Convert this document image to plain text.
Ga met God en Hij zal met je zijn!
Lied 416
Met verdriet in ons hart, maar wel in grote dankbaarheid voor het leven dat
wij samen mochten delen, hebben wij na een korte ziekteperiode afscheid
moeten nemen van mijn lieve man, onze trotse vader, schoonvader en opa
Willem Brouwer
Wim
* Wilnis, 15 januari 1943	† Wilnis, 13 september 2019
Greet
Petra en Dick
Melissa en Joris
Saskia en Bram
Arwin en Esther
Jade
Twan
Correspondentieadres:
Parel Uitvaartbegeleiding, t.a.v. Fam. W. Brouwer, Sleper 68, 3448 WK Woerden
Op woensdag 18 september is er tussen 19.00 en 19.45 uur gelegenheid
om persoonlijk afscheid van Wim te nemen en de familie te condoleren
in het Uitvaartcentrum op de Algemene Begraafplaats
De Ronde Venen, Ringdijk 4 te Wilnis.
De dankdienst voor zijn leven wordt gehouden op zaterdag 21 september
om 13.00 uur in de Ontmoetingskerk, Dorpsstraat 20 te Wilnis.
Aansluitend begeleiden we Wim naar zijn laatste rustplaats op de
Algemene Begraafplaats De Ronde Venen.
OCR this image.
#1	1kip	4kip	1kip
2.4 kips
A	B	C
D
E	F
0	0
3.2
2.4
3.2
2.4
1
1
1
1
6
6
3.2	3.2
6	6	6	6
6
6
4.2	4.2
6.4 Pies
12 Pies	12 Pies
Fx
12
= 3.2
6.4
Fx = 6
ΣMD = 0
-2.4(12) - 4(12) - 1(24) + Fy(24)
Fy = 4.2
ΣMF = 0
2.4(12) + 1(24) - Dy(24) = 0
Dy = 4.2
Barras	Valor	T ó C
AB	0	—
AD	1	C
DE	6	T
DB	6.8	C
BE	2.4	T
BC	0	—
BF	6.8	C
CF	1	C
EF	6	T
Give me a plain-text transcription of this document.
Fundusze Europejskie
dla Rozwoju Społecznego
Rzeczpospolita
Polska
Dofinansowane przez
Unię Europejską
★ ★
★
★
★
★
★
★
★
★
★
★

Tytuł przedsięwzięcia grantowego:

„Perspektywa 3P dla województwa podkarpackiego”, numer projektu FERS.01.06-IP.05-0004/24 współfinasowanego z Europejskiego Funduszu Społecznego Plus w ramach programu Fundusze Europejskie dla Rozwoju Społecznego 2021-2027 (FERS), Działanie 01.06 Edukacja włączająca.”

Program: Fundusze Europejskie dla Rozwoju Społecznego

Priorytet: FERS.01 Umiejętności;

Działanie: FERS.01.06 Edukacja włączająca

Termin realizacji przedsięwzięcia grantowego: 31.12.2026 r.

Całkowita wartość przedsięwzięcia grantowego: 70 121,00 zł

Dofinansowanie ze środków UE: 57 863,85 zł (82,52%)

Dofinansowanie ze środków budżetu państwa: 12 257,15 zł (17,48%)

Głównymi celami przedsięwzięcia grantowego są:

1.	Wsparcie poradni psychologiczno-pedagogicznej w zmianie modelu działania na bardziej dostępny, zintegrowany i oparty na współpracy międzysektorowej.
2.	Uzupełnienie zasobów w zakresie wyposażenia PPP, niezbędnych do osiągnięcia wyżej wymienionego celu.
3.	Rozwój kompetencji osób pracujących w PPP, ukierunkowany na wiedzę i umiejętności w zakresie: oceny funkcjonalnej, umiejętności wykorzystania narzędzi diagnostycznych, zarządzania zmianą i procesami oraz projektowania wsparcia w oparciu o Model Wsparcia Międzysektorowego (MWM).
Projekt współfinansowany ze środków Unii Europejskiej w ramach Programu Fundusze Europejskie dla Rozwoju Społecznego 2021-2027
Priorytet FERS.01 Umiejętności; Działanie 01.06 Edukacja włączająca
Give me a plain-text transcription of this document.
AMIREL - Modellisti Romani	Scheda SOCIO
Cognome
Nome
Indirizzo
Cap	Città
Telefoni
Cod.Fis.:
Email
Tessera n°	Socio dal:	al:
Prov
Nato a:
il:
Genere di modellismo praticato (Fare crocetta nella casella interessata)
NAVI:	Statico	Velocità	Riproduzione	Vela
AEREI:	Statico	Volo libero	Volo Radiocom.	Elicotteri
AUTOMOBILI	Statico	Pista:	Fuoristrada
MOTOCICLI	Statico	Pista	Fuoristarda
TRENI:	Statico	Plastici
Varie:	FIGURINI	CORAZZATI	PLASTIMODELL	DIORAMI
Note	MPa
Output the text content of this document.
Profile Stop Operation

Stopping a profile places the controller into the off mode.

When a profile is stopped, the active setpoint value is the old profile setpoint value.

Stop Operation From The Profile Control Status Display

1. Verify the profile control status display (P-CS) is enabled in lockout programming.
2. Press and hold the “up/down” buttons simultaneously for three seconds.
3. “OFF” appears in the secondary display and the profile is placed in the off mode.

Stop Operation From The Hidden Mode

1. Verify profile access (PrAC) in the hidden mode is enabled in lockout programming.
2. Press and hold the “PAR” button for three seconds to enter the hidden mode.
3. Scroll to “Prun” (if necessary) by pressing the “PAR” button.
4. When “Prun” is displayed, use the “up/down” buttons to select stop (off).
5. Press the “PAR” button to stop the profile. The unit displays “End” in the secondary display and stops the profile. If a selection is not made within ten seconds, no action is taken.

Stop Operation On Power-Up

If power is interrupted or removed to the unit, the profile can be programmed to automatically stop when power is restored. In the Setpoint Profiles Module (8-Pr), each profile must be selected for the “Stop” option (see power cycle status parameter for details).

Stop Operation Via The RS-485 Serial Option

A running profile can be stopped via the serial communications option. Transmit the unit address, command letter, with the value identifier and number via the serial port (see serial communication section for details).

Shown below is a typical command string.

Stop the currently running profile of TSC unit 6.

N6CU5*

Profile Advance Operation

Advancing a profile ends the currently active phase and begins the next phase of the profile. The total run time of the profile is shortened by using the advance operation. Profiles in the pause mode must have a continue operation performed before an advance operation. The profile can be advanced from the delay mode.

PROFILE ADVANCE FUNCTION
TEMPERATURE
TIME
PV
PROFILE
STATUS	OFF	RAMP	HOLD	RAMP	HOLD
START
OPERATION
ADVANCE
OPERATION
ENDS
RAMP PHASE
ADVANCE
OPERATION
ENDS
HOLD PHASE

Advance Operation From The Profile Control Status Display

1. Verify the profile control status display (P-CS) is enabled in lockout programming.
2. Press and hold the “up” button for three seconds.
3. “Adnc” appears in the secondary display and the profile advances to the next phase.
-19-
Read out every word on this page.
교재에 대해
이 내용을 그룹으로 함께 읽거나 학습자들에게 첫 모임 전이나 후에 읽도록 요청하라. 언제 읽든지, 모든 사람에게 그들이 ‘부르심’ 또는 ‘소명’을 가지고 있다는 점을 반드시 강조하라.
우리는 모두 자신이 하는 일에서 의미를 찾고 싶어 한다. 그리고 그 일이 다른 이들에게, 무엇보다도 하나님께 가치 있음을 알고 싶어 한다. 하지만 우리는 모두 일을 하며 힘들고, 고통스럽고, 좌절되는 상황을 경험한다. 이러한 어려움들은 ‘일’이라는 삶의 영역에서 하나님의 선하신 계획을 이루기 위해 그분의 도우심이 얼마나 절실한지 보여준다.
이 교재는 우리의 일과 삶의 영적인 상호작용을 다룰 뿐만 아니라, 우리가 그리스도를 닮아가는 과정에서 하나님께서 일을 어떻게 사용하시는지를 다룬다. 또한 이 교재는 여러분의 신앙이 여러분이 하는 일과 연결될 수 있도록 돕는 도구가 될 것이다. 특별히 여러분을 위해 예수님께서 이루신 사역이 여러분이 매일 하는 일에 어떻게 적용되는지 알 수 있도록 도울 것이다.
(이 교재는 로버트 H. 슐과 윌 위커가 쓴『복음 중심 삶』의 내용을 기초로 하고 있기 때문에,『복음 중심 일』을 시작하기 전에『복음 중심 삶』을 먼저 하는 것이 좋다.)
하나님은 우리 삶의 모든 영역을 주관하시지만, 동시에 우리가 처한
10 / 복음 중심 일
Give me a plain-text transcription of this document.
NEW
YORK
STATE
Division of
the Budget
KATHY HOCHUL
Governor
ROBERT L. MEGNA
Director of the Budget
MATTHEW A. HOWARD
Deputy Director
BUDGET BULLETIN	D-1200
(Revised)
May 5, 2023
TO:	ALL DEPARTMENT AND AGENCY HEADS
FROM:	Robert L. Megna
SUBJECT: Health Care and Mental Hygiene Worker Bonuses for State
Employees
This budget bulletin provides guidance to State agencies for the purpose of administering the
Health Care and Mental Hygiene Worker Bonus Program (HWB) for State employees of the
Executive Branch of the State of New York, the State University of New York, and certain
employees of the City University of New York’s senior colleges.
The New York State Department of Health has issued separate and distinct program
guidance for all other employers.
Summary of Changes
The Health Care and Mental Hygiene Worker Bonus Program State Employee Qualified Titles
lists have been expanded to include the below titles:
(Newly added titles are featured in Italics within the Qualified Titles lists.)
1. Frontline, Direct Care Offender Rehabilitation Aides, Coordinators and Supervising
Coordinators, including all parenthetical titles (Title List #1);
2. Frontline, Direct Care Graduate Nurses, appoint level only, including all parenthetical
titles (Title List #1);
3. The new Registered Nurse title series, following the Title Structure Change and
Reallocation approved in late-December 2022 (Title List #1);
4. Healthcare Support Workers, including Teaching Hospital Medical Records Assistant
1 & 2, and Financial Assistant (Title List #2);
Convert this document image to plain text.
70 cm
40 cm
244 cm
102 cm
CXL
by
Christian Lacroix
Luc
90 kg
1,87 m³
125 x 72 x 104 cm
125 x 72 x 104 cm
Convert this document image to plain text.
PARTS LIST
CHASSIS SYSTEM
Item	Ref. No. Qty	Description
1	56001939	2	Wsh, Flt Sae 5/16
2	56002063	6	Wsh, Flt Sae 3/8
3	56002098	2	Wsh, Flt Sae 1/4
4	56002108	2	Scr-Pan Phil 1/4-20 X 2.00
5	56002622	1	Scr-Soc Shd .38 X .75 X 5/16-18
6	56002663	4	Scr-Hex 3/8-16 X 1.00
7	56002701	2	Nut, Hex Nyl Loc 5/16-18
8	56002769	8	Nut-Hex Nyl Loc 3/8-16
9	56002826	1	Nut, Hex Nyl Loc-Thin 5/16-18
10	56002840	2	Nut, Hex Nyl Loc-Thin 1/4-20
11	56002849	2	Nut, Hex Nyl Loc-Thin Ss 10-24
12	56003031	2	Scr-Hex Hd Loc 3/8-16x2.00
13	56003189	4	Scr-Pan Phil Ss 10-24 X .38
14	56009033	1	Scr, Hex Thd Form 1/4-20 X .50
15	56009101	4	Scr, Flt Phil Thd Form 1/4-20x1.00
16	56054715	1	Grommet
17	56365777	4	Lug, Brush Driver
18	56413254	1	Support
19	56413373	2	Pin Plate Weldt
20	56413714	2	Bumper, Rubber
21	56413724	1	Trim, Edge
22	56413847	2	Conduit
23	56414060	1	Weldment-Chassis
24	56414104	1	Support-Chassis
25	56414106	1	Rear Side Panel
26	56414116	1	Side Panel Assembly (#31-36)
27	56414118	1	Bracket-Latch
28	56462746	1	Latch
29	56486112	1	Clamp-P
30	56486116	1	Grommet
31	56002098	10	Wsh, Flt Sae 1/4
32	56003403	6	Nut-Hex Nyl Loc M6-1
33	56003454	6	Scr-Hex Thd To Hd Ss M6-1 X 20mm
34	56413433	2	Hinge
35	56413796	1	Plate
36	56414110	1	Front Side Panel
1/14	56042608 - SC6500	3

WHAT THIS TASK INVOLVES ▸
From the records given above, copy all lines containing "three".

FULL ANSWER ▸
2. Press and hold the “up/down” buttons simultaneously for three seconds.
2. Press and hold the “PAR” button for three seconds to enter the hidden mode.
2. Press and hold the “up” button for three seconds.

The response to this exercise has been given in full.